_EXERCISE DIRECTIONS_
Copy out every line that contains the word "następuje".

_INPUT DATA_
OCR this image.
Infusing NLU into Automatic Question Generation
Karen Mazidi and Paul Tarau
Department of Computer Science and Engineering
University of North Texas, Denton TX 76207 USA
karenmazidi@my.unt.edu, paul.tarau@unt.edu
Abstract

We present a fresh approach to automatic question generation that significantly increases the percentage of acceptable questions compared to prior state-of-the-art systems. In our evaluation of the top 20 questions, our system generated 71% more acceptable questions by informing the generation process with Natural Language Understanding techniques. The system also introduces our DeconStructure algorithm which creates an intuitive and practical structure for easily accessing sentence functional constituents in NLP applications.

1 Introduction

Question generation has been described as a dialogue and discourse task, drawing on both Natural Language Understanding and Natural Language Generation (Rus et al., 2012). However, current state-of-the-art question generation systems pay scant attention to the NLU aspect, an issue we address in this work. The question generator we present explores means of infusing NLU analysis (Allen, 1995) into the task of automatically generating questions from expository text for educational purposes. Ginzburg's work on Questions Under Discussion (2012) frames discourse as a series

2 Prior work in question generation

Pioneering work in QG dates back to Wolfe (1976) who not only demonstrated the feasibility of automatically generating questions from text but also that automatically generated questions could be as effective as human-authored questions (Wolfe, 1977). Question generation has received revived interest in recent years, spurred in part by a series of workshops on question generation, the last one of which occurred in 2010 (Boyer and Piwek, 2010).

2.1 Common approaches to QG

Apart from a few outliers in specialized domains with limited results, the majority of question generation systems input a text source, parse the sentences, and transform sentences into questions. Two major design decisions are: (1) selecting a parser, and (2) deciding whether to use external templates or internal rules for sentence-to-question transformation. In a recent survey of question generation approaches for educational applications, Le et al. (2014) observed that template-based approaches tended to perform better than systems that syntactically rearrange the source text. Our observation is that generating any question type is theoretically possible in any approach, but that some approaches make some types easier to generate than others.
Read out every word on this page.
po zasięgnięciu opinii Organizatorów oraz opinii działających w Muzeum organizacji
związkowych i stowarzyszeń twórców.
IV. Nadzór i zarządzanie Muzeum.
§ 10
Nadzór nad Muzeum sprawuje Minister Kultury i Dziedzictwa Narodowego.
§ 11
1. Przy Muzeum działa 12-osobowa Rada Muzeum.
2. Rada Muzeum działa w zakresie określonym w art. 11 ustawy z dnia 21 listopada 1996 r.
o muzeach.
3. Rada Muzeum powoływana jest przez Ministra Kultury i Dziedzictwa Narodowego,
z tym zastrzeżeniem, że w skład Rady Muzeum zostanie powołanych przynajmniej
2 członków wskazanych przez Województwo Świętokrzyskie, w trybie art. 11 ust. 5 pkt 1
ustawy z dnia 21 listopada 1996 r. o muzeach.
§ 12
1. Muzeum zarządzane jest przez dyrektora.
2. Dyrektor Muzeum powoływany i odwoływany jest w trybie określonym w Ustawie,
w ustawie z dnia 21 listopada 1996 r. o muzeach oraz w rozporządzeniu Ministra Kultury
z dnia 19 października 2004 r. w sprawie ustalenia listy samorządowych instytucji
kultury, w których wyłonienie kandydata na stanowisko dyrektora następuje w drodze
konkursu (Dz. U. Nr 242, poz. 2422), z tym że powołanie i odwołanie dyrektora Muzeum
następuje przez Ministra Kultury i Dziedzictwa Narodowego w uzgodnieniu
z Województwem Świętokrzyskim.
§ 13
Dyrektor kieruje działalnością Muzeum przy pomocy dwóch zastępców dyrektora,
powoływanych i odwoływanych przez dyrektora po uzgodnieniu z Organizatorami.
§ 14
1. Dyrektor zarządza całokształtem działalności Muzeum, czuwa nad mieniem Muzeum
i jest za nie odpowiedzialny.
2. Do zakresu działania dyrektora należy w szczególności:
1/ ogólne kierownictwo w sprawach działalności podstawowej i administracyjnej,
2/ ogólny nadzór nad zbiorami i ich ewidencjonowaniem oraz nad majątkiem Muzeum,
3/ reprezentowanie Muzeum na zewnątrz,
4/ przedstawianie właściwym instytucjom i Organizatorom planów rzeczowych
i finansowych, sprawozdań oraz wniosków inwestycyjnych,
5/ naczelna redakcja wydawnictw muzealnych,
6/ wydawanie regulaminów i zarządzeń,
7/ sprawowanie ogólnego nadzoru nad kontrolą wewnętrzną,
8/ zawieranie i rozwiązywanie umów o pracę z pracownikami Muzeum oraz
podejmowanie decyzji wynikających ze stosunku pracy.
* * *
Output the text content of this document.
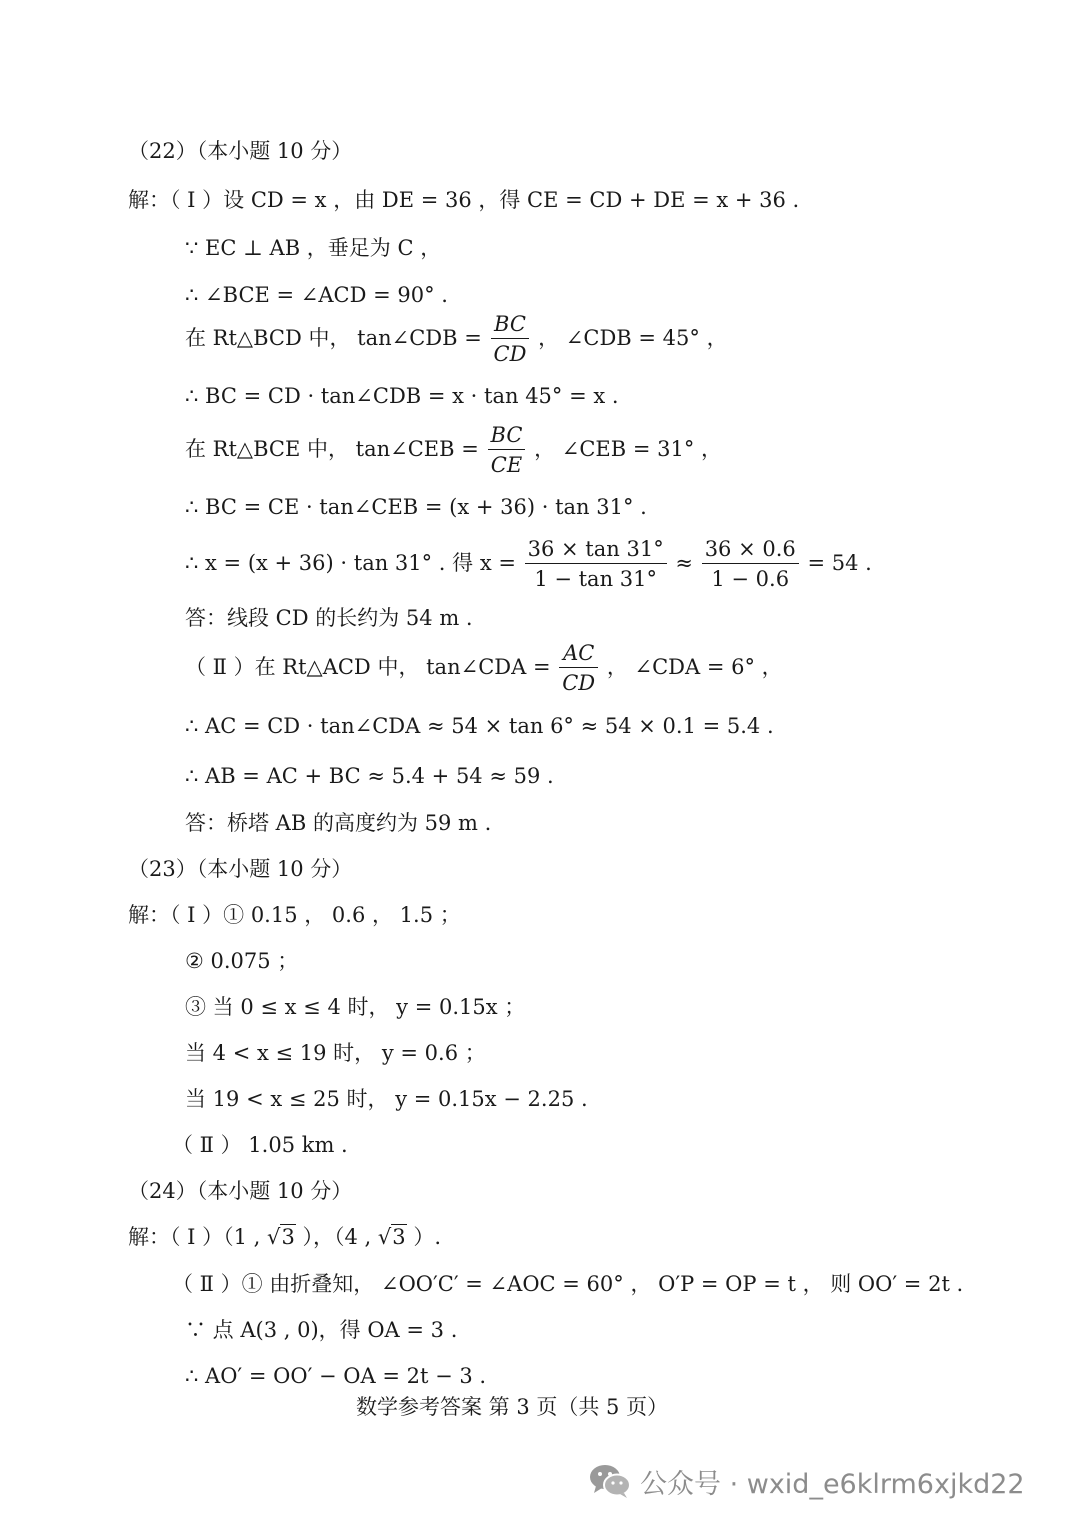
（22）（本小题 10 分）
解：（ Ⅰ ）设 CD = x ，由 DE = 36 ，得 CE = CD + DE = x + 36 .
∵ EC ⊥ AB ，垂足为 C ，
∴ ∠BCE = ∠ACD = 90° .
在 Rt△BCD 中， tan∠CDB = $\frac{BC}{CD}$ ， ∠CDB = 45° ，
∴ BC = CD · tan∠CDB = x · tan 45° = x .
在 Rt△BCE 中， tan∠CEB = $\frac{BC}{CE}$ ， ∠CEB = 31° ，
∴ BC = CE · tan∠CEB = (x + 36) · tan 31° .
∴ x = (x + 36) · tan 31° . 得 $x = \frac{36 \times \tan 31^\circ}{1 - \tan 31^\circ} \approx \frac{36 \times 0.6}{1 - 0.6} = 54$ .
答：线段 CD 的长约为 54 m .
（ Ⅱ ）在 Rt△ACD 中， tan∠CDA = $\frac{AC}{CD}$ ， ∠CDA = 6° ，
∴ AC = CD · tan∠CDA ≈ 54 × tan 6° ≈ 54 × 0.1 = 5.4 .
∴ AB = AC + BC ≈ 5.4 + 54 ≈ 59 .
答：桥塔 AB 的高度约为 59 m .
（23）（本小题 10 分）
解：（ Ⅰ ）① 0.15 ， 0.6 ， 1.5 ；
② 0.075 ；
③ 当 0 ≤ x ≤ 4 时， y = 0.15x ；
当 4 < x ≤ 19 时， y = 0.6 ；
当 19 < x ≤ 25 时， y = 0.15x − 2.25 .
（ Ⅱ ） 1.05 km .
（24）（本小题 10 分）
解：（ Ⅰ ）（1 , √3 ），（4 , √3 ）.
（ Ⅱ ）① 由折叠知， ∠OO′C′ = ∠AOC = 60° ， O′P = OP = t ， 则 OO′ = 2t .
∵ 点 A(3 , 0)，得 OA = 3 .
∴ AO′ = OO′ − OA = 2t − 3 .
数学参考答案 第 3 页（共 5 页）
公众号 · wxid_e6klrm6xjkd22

_COMPLETE OUTPUT_
kultury, w których wyłonienie kandydata na stanowisko dyrektora następuje w drodze
następuje przez Ministra Kultury i Dziedzictwa Narodowego w uzgodnieniu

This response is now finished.